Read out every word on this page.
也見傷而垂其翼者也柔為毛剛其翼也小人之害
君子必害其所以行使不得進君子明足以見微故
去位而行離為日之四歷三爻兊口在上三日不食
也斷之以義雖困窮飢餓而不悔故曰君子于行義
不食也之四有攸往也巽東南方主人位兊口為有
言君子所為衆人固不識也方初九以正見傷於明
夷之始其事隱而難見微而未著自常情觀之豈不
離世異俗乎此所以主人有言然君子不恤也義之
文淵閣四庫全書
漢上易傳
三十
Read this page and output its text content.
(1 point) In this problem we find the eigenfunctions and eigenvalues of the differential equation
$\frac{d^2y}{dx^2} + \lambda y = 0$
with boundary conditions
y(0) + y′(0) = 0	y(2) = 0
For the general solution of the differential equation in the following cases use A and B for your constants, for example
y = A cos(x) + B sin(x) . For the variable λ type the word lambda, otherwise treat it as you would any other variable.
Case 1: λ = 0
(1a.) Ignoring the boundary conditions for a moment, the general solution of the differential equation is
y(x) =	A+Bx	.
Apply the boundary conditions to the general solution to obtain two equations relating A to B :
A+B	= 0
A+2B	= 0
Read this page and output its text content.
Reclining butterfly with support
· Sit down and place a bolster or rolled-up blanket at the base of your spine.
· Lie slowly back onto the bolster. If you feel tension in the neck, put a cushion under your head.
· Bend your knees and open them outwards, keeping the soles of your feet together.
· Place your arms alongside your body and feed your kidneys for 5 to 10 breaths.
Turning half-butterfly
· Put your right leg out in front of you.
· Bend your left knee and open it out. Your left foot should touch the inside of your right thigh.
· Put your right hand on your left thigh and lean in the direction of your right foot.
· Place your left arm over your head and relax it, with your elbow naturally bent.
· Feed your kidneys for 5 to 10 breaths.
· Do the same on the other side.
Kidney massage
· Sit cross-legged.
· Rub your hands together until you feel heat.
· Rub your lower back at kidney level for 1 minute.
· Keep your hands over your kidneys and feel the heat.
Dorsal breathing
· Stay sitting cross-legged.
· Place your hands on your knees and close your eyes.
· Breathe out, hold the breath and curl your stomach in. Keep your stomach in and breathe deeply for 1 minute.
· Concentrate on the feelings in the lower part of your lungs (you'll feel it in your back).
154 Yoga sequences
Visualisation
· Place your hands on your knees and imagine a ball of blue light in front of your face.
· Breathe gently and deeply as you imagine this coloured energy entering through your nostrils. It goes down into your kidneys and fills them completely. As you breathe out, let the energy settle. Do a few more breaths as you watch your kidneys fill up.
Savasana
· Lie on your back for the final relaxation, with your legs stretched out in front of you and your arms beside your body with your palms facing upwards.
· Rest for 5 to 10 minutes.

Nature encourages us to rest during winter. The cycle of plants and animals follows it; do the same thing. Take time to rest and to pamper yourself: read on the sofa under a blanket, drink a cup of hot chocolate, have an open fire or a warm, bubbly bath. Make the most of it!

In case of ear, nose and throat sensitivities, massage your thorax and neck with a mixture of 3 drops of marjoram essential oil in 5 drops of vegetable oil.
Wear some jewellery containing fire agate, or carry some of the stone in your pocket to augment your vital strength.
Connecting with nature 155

________________________

- **Set exercise**
In full and verbatim, repeat the records given above.

- **The output**
Read out every word on this page.
也見傷而垂其翼者也柔為毛剛其翼也小人之害
君子必害其所以行使不得進君子明足以見微故
去位而行離為日之四歷三爻兊口在上三日不食
也斷之以義雖困窮飢餓而不悔故曰君子于行義
不食也之四有攸往也巽東南方主人位兊口為有
言君子所為衆人固不識也方初九以正見傷於明
夷之始其事隱而難見微而未著自常情觀之豈不
離世異俗乎此所以主人有言然君子不恤也義之
文淵閣四庫全書
漢上易傳
三十
Read this page and output its text content.
(1 point) In this problem we find the eigenfunctions and eigenvalues of the differential equation
$\frac{d^2y}{dx^2} + \lambda y = 0$
with boundary conditions
y(0) + y′(0) = 0	y(2) = 0
For the general solution of the differential equation in the following cases use A and B for your constants, for example
y = A cos(x) + B sin(x) . For the variable λ type the word lambda, otherwise treat it as you would any other variable.
Case 1: λ = 0
(1a.) Ignoring the boundary conditions for a moment, the general solution of the differential equation is
y(x) =	A+Bx	.
Apply the boundary conditions to the general solution to obtain two equations relating A to B :
A+B	= 0
A+2B	= 0
Read this page and output its text content.
Reclining butterfly with support
· Sit down and place a bolster or rolled-up blanket at the base of your spine.
· Lie slowly back onto the bolster. If you feel tension in the neck, put a cushion under your head.
· Bend your knees and open them outwards, keeping the soles of your feet together.
· Place your arms alongside your body and feed your kidneys for 5 to 10 breaths.
Turning half-butterfly
· Put your right leg out in front of you.
· Bend your left knee and open it out. Your left foot should touch the inside of your right thigh.
· Put your right hand on your left thigh and lean in the direction of your right foot.
· Place your left arm over your head and relax it, with your elbow naturally bent.
· Feed your kidneys for 5 to 10 breaths.
· Do the same on the other side.
Kidney massage
· Sit cross-legged.
· Rub your hands together until you feel heat.
· Rub your lower back at kidney level for 1 minute.
· Keep your hands over your kidneys and feel the heat.
Dorsal breathing
· Stay sitting cross-legged.
· Place your hands on your knees and close your eyes.
· Breathe out, hold the breath and curl your stomach in. Keep your stomach in and breathe deeply for 1 minute.
· Concentrate on the feelings in the lower part of your lungs (you'll feel it in your back).
154 Yoga sequences
Visualisation
· Place your hands on your knees and imagine a ball of blue light in front of your face.
· Breathe gently and deeply as you imagine this coloured energy entering through your nostrils. It goes down into your kidneys and fills them completely. As you breathe out, let the energy settle. Do a few more breaths as you watch your kidneys fill up.
Savasana
· Lie on your back for the final relaxation, with your legs stretched out in front of you and your arms beside your body with your palms facing upwards.
· Rest for 5 to 10 minutes.

Nature encourages us to rest during winter. The cycle of plants and animals follows it; do the same thing. Take time to rest and to pamper yourself: read on the sofa under a blanket, drink a cup of hot chocolate, have an open fire or a warm, bubbly bath. Make the most of it!

In case of ear, nose and throat sensitivities, massage your thorax and neck with a mixture of 3 drops of marjoram essential oil in 5 drops of vegetable oil.
Wear some jewellery containing fire agate, or carry some of the stone in your pocket to augment your vital strength.
Connecting with nature 155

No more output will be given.